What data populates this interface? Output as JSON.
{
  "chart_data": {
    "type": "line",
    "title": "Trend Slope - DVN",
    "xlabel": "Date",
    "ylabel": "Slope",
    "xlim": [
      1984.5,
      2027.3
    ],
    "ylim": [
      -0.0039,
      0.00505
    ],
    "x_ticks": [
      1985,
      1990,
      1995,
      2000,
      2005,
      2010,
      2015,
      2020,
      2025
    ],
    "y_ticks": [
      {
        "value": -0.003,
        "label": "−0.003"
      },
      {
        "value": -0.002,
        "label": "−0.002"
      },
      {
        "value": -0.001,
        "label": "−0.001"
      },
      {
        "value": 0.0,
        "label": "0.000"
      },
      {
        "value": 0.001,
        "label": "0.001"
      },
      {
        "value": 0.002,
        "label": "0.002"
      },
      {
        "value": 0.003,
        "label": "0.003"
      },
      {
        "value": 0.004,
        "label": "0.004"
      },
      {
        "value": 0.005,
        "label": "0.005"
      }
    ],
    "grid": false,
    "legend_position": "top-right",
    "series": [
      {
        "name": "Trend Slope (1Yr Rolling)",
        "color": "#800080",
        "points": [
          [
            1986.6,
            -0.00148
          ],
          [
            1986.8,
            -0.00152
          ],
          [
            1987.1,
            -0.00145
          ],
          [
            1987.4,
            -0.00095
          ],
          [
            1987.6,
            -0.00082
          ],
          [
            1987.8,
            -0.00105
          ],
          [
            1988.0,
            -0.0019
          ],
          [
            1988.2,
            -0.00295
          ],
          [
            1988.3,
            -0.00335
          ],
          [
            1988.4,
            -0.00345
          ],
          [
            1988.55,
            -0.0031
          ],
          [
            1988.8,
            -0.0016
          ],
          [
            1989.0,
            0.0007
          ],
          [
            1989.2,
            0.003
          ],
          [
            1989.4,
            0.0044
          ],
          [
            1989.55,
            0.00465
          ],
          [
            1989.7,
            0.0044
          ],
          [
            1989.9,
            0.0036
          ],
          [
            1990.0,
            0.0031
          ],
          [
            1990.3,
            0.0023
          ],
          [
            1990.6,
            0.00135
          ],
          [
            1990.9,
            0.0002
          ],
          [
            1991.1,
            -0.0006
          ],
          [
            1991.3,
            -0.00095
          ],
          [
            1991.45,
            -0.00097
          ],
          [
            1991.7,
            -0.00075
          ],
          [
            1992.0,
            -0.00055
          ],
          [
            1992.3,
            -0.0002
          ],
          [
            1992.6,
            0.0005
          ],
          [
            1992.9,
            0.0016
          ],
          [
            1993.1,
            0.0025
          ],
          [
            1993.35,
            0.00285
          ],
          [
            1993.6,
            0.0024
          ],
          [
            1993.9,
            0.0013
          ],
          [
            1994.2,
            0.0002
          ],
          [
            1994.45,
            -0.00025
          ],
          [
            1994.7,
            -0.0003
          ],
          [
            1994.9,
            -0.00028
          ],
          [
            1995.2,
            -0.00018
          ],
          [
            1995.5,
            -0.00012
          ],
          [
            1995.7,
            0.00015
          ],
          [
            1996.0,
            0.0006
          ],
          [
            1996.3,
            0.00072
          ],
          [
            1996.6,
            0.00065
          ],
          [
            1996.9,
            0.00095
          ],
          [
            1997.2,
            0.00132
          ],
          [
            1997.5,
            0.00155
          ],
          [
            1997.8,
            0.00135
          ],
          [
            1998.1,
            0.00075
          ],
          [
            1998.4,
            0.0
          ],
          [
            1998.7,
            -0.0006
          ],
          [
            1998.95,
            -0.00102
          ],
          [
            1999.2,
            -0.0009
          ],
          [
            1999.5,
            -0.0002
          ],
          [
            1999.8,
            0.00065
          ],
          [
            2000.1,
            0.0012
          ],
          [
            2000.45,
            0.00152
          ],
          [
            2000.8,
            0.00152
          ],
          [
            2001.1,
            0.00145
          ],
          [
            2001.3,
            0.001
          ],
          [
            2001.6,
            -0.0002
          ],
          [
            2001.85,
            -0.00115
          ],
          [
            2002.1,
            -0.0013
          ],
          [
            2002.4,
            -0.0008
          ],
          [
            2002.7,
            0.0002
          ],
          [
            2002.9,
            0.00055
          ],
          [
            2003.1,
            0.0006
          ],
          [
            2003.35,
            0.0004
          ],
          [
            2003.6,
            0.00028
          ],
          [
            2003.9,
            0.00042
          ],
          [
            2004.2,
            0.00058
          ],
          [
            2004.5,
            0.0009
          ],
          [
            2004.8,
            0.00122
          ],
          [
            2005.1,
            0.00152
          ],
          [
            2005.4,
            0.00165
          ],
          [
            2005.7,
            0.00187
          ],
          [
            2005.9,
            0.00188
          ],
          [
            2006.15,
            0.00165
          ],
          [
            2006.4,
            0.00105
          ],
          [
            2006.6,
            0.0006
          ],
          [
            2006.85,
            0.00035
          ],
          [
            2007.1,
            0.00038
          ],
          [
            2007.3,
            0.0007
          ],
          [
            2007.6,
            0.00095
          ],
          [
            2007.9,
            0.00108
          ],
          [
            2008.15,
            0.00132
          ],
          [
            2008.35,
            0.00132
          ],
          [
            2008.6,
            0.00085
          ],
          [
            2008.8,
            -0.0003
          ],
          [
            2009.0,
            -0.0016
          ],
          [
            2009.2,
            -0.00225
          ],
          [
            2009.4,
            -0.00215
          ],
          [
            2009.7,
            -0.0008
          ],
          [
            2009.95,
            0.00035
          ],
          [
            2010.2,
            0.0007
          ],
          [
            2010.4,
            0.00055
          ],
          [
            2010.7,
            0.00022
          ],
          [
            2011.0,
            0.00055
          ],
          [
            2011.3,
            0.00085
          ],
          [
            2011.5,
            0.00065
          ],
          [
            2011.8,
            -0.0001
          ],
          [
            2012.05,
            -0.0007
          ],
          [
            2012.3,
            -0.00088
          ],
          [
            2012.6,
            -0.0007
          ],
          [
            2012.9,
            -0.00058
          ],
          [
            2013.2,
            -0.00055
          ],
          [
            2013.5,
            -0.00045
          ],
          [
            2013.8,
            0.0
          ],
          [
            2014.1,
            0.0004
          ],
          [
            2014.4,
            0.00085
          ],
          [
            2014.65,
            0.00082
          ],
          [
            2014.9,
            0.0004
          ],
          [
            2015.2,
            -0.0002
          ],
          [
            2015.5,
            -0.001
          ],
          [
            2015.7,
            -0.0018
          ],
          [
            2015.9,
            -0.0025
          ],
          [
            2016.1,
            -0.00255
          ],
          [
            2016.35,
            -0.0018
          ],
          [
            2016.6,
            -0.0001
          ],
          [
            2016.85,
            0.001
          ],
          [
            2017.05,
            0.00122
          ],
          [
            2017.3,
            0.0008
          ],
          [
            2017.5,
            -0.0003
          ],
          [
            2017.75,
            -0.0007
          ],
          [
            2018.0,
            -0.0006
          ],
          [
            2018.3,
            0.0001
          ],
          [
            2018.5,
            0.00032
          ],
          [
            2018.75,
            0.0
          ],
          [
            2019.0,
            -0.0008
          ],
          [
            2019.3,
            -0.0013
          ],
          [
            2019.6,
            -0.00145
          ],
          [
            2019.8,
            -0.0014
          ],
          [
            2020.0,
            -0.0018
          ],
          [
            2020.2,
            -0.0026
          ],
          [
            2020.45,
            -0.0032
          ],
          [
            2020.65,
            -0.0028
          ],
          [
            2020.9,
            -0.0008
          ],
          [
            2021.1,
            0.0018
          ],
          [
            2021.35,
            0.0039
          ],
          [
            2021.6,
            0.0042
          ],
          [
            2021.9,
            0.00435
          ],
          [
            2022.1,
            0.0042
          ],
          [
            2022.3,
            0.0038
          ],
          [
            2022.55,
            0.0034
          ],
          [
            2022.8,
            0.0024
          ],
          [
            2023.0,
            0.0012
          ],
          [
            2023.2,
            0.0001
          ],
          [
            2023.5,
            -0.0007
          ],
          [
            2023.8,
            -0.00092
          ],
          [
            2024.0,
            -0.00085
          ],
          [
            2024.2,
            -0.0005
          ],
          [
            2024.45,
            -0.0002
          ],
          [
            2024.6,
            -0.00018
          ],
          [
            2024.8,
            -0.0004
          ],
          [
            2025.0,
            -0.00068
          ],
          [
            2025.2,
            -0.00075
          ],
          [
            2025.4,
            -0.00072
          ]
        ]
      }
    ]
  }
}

Exercise description: Gather from the records above every line containing the string "value".

Answer to this problem:
        "value": -0.003,
        "value": -0.002,
        "value": -0.001,
        "value": 0.0,
        "value": 0.001,
        "value": 0.002,
        "value": 0.003,
        "value": 0.004,
        "value": 0.005,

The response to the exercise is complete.